§ **CHALLENGE**
Reproduce the records below in their entirety, character for character.

[Records that describe figures]
::::
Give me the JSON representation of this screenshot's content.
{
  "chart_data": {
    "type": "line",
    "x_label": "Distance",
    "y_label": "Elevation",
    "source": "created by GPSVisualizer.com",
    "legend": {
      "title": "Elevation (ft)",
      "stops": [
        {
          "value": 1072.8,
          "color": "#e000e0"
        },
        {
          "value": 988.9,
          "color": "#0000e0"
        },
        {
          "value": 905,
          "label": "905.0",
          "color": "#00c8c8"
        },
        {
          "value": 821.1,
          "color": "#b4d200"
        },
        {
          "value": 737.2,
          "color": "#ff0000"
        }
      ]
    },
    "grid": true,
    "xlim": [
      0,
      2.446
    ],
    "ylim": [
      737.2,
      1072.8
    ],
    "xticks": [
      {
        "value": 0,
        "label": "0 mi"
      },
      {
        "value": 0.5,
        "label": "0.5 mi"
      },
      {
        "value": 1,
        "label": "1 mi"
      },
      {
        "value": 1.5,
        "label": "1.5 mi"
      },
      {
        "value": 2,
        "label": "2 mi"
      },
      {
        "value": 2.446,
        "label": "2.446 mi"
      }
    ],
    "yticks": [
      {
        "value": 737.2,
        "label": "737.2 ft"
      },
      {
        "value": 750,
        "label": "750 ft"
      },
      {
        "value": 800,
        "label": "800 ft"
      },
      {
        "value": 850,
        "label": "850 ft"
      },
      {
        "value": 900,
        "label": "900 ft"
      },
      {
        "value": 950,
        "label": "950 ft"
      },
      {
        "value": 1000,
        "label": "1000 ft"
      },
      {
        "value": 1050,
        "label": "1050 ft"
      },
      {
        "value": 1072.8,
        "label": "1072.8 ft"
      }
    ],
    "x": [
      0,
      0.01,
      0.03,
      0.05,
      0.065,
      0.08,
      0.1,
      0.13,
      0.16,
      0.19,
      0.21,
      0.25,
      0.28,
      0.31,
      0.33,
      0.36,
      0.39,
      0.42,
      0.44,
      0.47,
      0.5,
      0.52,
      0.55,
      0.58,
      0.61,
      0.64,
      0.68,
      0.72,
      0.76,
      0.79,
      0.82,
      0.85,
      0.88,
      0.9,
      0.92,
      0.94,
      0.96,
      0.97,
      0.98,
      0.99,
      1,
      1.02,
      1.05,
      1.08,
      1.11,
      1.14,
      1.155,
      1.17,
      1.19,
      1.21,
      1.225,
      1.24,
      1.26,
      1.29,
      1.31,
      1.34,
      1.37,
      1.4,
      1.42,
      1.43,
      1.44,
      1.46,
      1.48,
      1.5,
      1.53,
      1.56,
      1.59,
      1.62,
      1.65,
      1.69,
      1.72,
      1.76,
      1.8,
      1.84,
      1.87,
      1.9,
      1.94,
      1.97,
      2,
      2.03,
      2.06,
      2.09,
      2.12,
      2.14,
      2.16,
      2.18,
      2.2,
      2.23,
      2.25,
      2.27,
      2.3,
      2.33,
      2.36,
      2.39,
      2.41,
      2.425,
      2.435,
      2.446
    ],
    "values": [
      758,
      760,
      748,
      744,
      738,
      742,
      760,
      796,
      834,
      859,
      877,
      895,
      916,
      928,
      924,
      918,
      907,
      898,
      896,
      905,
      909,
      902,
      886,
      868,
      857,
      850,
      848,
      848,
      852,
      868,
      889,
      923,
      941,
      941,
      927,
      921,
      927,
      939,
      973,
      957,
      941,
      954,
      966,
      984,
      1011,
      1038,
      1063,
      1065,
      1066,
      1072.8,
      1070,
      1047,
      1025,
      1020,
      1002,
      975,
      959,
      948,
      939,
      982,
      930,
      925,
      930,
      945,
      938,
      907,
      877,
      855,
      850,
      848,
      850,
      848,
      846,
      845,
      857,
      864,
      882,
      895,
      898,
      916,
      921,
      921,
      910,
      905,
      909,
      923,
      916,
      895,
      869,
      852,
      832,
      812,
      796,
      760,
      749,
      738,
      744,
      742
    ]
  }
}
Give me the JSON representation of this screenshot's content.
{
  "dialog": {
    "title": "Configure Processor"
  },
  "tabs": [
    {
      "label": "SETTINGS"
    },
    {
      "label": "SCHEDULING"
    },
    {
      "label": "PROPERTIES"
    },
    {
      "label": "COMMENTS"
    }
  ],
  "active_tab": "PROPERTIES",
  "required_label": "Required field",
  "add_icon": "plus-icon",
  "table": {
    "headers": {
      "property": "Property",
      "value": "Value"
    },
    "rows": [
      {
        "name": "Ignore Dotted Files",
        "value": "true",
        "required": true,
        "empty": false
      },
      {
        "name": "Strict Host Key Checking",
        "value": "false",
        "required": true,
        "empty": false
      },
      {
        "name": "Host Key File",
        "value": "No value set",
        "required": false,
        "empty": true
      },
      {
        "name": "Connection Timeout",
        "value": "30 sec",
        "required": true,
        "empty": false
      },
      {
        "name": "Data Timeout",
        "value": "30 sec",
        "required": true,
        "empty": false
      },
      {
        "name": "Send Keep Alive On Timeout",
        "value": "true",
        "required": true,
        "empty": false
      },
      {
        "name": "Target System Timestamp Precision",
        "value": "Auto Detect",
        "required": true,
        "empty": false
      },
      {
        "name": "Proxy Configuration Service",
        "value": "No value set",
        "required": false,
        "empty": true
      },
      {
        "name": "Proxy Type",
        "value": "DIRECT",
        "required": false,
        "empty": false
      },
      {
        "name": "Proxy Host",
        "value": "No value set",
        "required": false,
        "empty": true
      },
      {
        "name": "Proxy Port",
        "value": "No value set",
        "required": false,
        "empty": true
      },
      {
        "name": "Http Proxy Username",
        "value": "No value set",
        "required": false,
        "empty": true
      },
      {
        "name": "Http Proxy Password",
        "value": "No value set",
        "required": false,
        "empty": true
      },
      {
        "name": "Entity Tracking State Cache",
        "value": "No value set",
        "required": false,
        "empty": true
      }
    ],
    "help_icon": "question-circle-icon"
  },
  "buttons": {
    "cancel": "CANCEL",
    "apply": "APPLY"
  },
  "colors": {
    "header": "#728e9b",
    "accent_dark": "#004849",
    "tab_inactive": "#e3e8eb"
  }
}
::::
§ **OUTPUT FOR THIS TASK**
Give me the JSON representation of this screenshot's content.
{
  "chart_data": {
    "type": "line",
    "x_label": "Distance",
    "y_label": "Elevation",
    "source": "created by GPSVisualizer.com",
    "legend": {
      "title": "Elevation (ft)",
      "stops": [
        {
          "value": 1072.8,
          "color": "#e000e0"
        },
        {
          "value": 988.9,
          "color": "#0000e0"
        },
        {
          "value": 905,
          "label": "905.0",
          "color": "#00c8c8"
        },
        {
          "value": 821.1,
          "color": "#b4d200"
        },
        {
          "value": 737.2,
          "color": "#ff0000"
        }
      ]
    },
    "grid": true,
    "xlim": [
      0,
      2.446
    ],
    "ylim": [
      737.2,
      1072.8
    ],
    "xticks": [
      {
        "value": 0,
        "label": "0 mi"
      },
      {
        "value": 0.5,
        "label": "0.5 mi"
      },
      {
        "value": 1,
        "label": "1 mi"
      },
      {
        "value": 1.5,
        "label": "1.5 mi"
      },
      {
        "value": 2,
        "label": "2 mi"
      },
      {
        "value": 2.446,
        "label": "2.446 mi"
      }
    ],
    "yticks": [
      {
        "value": 737.2,
        "label": "737.2 ft"
      },
      {
        "value": 750,
        "label": "750 ft"
      },
      {
        "value": 800,
        "label": "800 ft"
      },
      {
        "value": 850,
        "label": "850 ft"
      },
      {
        "value": 900,
        "label": "900 ft"
      },
      {
        "value": 950,
        "label": "950 ft"
      },
      {
        "value": 1000,
        "label": "1000 ft"
      },
      {
        "value": 1050,
        "label": "1050 ft"
      },
      {
        "value": 1072.8,
        "label": "1072.8 ft"
      }
    ],
    "x": [
      0,
      0.01,
      0.03,
      0.05,
      0.065,
      0.08,
      0.1,
      0.13,
      0.16,
      0.19,
      0.21,
      0.25,
      0.28,
      0.31,
      0.33,
      0.36,
      0.39,
      0.42,
      0.44,
      0.47,
      0.5,
      0.52,
      0.55,
      0.58,
      0.61,
      0.64,
      0.68,
      0.72,
      0.76,
      0.79,
      0.82,
      0.85,
      0.88,
      0.9,
      0.92,
      0.94,
      0.96,
      0.97,
      0.98,
      0.99,
      1,
      1.02,
      1.05,
      1.08,
      1.11,
      1.14,
      1.155,
      1.17,
      1.19,
      1.21,
      1.225,
      1.24,
      1.26,
      1.29,
      1.31,
      1.34,
      1.37,
      1.4,
      1.42,
      1.43,
      1.44,
      1.46,
      1.48,
      1.5,
      1.53,
      1.56,
      1.59,
      1.62,
      1.65,
      1.69,
      1.72,
      1.76,
      1.8,
      1.84,
      1.87,
      1.9,
      1.94,
      1.97,
      2,
      2.03,
      2.06,
      2.09,
      2.12,
      2.14,
      2.16,
      2.18,
      2.2,
      2.23,
      2.25,
      2.27,
      2.3,
      2.33,
      2.36,
      2.39,
      2.41,
      2.425,
      2.435,
      2.446
    ],
    "values": [
      758,
      760,
      748,
      744,
      738,
      742,
      760,
      796,
      834,
      859,
      877,
      895,
      916,
      928,
      924,
      918,
      907,
      898,
      896,
      905,
      909,
      902,
      886,
      868,
      857,
      850,
      848,
      848,
      852,
      868,
      889,
      923,
      941,
      941,
      927,
      921,
      927,
      939,
      973,
      957,
      941,
      954,
      966,
      984,
      1011,
      1038,
      1063,
      1065,
      1066,
      1072.8,
      1070,
      1047,
      1025,
      1020,
      1002,
      975,
      959,
      948,
      939,
      982,
      930,
      925,
      930,
      945,
      938,
      907,
      877,
      855,
      850,
      848,
      850,
      848,
      846,
      845,
      857,
      864,
      882,
      895,
      898,
      916,
      921,
      921,
      910,
      905,
      909,
      923,
      916,
      895,
      869,
      852,
      832,
      812,
      796,
      760,
      749,
      738,
      744,
      742
    ]
  }
}
Give me the JSON representation of this screenshot's content.
{
  "dialog": {
    "title": "Configure Processor"
  },
  "tabs": [
    {
      "label": "SETTINGS"
    },
    {
      "label": "SCHEDULING"
    },
    {
      "label": "PROPERTIES"
    },
    {
      "label": "COMMENTS"
    }
  ],
  "active_tab": "PROPERTIES",
  "required_label": "Required field",
  "add_icon": "plus-icon",
  "table": {
    "headers": {
      "property": "Property",
      "value": "Value"
    },
    "rows": [
      {
        "name": "Ignore Dotted Files",
        "value": "true",
        "required": true,
        "empty": false
      },
      {
        "name": "Strict Host Key Checking",
        "value": "false",
        "required": true,
        "empty": false
      },
      {
        "name": "Host Key File",
        "value": "No value set",
        "required": false,
        "empty": true
      },
      {
        "name": "Connection Timeout",
        "value": "30 sec",
        "required": true,
        "empty": false
      },
      {
        "name": "Data Timeout",
        "value": "30 sec",
        "required": true,
        "empty": false
      },
      {
        "name": "Send Keep Alive On Timeout",
        "value": "true",
        "required": true,
        "empty": false
      },
      {
        "name": "Target System Timestamp Precision",
        "value": "Auto Detect",
        "required": true,
        "empty": false
      },
      {
        "name": "Proxy Configuration Service",
        "value": "No value set",
        "required": false,
        "empty": true
      },
      {
        "name": "Proxy Type",
        "value": "DIRECT",
        "required": false,
        "empty": false
      },
      {
        "name": "Proxy Host",
        "value": "No value set",
        "required": false,
        "empty": true
      },
      {
        "name": "Proxy Port",
        "value": "No value set",
        "required": false,
        "empty": true
      },
      {
        "name": "Http Proxy Username",
        "value": "No value set",
        "required": false,
        "empty": true
      },
      {
        "name": "Http Proxy Password",
        "value": "No value set",
        "required": false,
        "empty": true
      },
      {
        "name": "Entity Tracking State Cache",
        "value": "No value set",
        "required": false,
        "empty": true
      }
    ],
    "help_icon": "question-circle-icon"
  },
  "buttons": {
    "cancel": "CANCEL",
    "apply": "APPLY"
  },
  "colors": {
    "header": "#728e9b",
    "accent_dark": "#004849",
    "tab_inactive": "#e3e8eb"
  }
}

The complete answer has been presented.